**Exercise details**
Copy the records below word for word, omitting the pictures.

== Excerpted data ==

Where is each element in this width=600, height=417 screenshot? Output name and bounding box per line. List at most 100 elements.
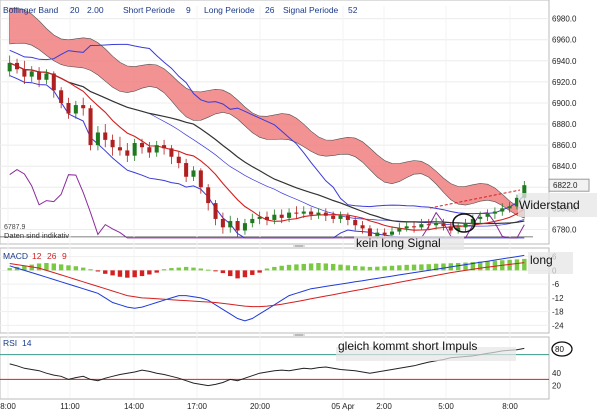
- macd-bar: [455, 263, 461, 271]
- candle-body: [220, 218, 225, 228]
- macd-bar: [353, 265, 358, 271]
- candle: [257, 211, 262, 225]
- candle-body: [257, 216, 262, 219]
- candle: [345, 212, 350, 226]
- candle: [191, 166, 196, 181]
- macd-bar: [36, 263, 42, 271]
- macd-tick-label: -24: [552, 321, 564, 330]
- macd-bar: [294, 264, 299, 271]
- candle: [485, 209, 490, 222]
- candle: [242, 218, 247, 235]
- candle: [73, 100, 78, 119]
- candle: [389, 226, 395, 238]
- candle: [426, 218, 431, 230]
- long-periode-value: 26: [265, 5, 275, 15]
- macd-bar: [58, 264, 64, 271]
- bollinger-upper-line: [9, 43, 525, 215]
- candle-body: [301, 211, 306, 214]
- macd-bar: [272, 266, 277, 271]
- macd-bar: [117, 270, 123, 277]
- rsi-tick-label: 40: [552, 369, 561, 378]
- ref-line-label: 6787.9: [4, 224, 26, 231]
- macd-bar: [161, 269, 167, 271]
- candle: [301, 206, 306, 218]
- candle-body: [37, 71, 42, 80]
- main-panel-resize-grip[interactable]: [293, 244, 305, 248]
- macd-bar: [125, 270, 130, 278]
- signal-periode-value: 52: [348, 5, 358, 15]
- rsi-80-marker: 80: [551, 341, 573, 357]
- candle-body: [264, 216, 270, 220]
- macd-bar: [29, 264, 34, 271]
- candle: [397, 223, 402, 235]
- resistance-text: Widerstand: [519, 198, 580, 212]
- candle-body: [456, 227, 461, 231]
- long-annotation: long: [528, 252, 573, 274]
- macd-bar: [470, 262, 476, 271]
- macd-bar: [492, 260, 498, 271]
- candle-body: [294, 212, 299, 214]
- candle-body: [169, 148, 174, 157]
- macd-bar: [257, 270, 262, 273]
- candle: [59, 87, 64, 109]
- macd-bar: [419, 264, 424, 271]
- short-periode-label: Short Periode: [123, 5, 175, 15]
- macd-bar: [478, 261, 483, 271]
- candle-body: [478, 216, 483, 219]
- macd-bar: [213, 270, 218, 272]
- candle-body: [235, 221, 240, 231]
- candle: [110, 134, 115, 156]
- candle: [88, 105, 93, 151]
- macd-param-fast: 12: [32, 251, 42, 261]
- macd-bar: [338, 264, 343, 271]
- rsi-tick-label: 20: [552, 382, 561, 391]
- candle-body: [353, 219, 358, 226]
- candle: [147, 141, 152, 158]
- candle-body: [323, 212, 328, 216]
- candle: [15, 58, 20, 74]
- macd-bar: [330, 263, 336, 271]
- macd-bar: [110, 270, 115, 276]
- macd-bar: [360, 266, 365, 271]
- macd-bar: [147, 270, 152, 275]
- macd-bar: [7, 268, 12, 271]
- candle: [323, 208, 328, 222]
- price-tick-label: 6900.0: [552, 99, 577, 108]
- candle: [272, 209, 277, 225]
- macd-bar: [323, 263, 329, 271]
- macd-panel-resize-grip[interactable]: [293, 333, 305, 337]
- macd-bar: [95, 270, 101, 272]
- macd-bar: [514, 259, 520, 271]
- candle: [7, 55, 12, 77]
- candle: [404, 221, 409, 232]
- candle: [316, 208, 321, 219]
- time-tick-label: 2:00: [376, 402, 392, 411]
- candle-body: [7, 62, 12, 72]
- rsi-title: RSI 14: [3, 338, 32, 348]
- candle-body: [191, 170, 196, 177]
- macd-bar: [51, 263, 56, 271]
- candle: [448, 222, 453, 234]
- macd-bar: [404, 264, 409, 271]
- price-tick-label: 6960.0: [552, 36, 577, 45]
- candle-body: [470, 218, 475, 224]
- candle: [228, 215, 233, 233]
- macd-bar: [301, 263, 306, 271]
- macd-bar: [485, 261, 490, 271]
- candle-body: [375, 232, 380, 237]
- macd-bar: [389, 265, 395, 271]
- time-tick-label: 5:00: [438, 402, 454, 411]
- candle-body: [492, 211, 497, 214]
- macd-tick-label: -18: [552, 308, 564, 317]
- bollinger-label: Bollinger Band: [3, 5, 59, 15]
- macd-bar: [426, 264, 431, 271]
- candle-body: [382, 232, 387, 235]
- candle-body: [287, 212, 292, 218]
- candle: [463, 218, 468, 232]
- candle-body: [507, 206, 512, 209]
- candle-body: [176, 156, 181, 164]
- macd-title: MACD 12 26 9: [3, 251, 67, 261]
- short-impuls-annotation: gleich kommt short Impuls: [336, 339, 516, 361]
- candle: [492, 207, 497, 219]
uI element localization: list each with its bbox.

===

**Exercise response**
Where is each element in this width=600, height=417 screenshot? Output name and bounding box per line. List at most 100 elements.
- macd-bar: [455, 263, 461, 271]
- candle-body: [220, 218, 225, 228]
- macd-bar: [353, 265, 358, 271]
- candle: [257, 211, 262, 225]
- candle-body: [257, 216, 262, 219]
- candle: [345, 212, 350, 226]
- candle: [191, 166, 196, 181]
- macd-bar: [36, 263, 42, 271]
- macd-tick-label: -24: [552, 321, 564, 330]
- macd-bar: [294, 264, 299, 271]
- candle: [485, 209, 490, 222]
- candle: [242, 218, 247, 235]
- candle: [73, 100, 78, 119]
- candle: [389, 226, 395, 238]
- candle: [426, 218, 431, 230]
- long-periode-value: 26: [265, 5, 275, 15]
- macd-bar: [58, 264, 64, 271]
- bollinger-upper-line: [9, 43, 525, 215]
- candle-body: [301, 211, 306, 214]
- macd-bar: [272, 266, 277, 271]
- macd-bar: [117, 270, 123, 277]
- rsi-tick-label: 40: [552, 369, 561, 378]
- ref-line-label: 6787.9: [4, 224, 26, 231]
- macd-bar: [161, 269, 167, 271]
- candle: [301, 206, 306, 218]
- candle-body: [37, 71, 42, 80]
- main-panel-resize-grip[interactable]: [293, 244, 305, 248]
- macd-bar: [125, 270, 130, 278]
- signal-periode-value: 52: [348, 5, 358, 15]
- rsi-80-marker: 80: [551, 341, 573, 357]
- candle-body: [264, 216, 270, 220]
- macd-bar: [29, 264, 34, 271]
- candle: [397, 223, 402, 235]
- resistance-text: Widerstand: [519, 198, 580, 212]
- candle-body: [456, 227, 461, 231]
- long-annotation: long: [528, 252, 573, 274]
- macd-bar: [470, 262, 476, 271]
- macd-bar: [492, 260, 498, 271]
- candle-body: [294, 212, 299, 214]
- candle-body: [169, 148, 174, 157]
- macd-bar: [257, 270, 262, 273]
- candle: [59, 87, 64, 109]
- macd-bar: [419, 264, 424, 271]
- short-periode-label: Short Periode: [123, 5, 175, 15]
- macd-bar: [478, 261, 483, 271]
- candle-body: [478, 216, 483, 219]
- macd-bar: [213, 270, 218, 272]
- candle-body: [235, 221, 240, 231]
- candle: [110, 134, 115, 156]
- candle: [88, 105, 93, 151]
- macd-param-fast: 12: [32, 251, 42, 261]
- macd-bar: [338, 264, 343, 271]
- rsi-tick-label: 20: [552, 382, 561, 391]
- candle-body: [353, 219, 358, 226]
- candle: [147, 141, 152, 158]
- candle-body: [323, 212, 328, 216]
- candle: [15, 58, 20, 74]
- macd-bar: [330, 263, 336, 271]
- macd-bar: [110, 270, 115, 276]
- macd-bar: [360, 266, 365, 271]
- macd-bar: [147, 270, 152, 275]
- macd-bar: [7, 268, 12, 271]
- candle: [323, 208, 328, 222]
- price-tick-label: 6900.0: [552, 99, 577, 108]
- candle: [272, 209, 277, 225]
- macd-bar: [323, 263, 329, 271]
- macd-panel-resize-grip[interactable]: [293, 333, 305, 337]
- macd-bar: [95, 270, 101, 272]
- macd-bar: [514, 259, 520, 271]
- candle: [7, 55, 12, 77]
- candle: [404, 221, 409, 232]
- candle: [316, 208, 321, 219]
- time-tick-label: 2:00: [376, 402, 392, 411]
- candle-body: [7, 62, 12, 72]
- rsi-title: RSI 14: [3, 338, 32, 348]
- candle-body: [191, 170, 196, 177]
- macd-bar: [51, 263, 56, 271]
- candle: [448, 222, 453, 234]
- macd-bar: [404, 264, 409, 271]
- price-tick-label: 6960.0: [552, 36, 577, 45]
- candle-body: [470, 218, 475, 224]
- candle: [228, 215, 233, 233]
- macd-bar: [301, 263, 306, 271]
- macd-bar: [485, 261, 490, 271]
- candle-body: [375, 232, 380, 237]
- macd-bar: [389, 265, 395, 271]
- time-tick-label: 5:00: [438, 402, 454, 411]
- candle-body: [492, 211, 497, 214]
- macd-tick-label: -18: [552, 308, 564, 317]
- bollinger-label: Bollinger Band: [3, 5, 59, 15]
- macd-bar: [426, 264, 431, 271]
- candle-body: [382, 232, 387, 235]
- candle-body: [287, 212, 292, 218]
- candle: [463, 218, 468, 232]
- candle-body: [507, 206, 512, 209]
- candle-body: [176, 156, 181, 164]
- macd-title: MACD 12 26 9: [3, 251, 67, 261]
- short-impuls-annotation: gleich kommt short Impuls: [336, 339, 516, 361]
- candle: [492, 207, 497, 219]
uI element localization: list each with its bbox.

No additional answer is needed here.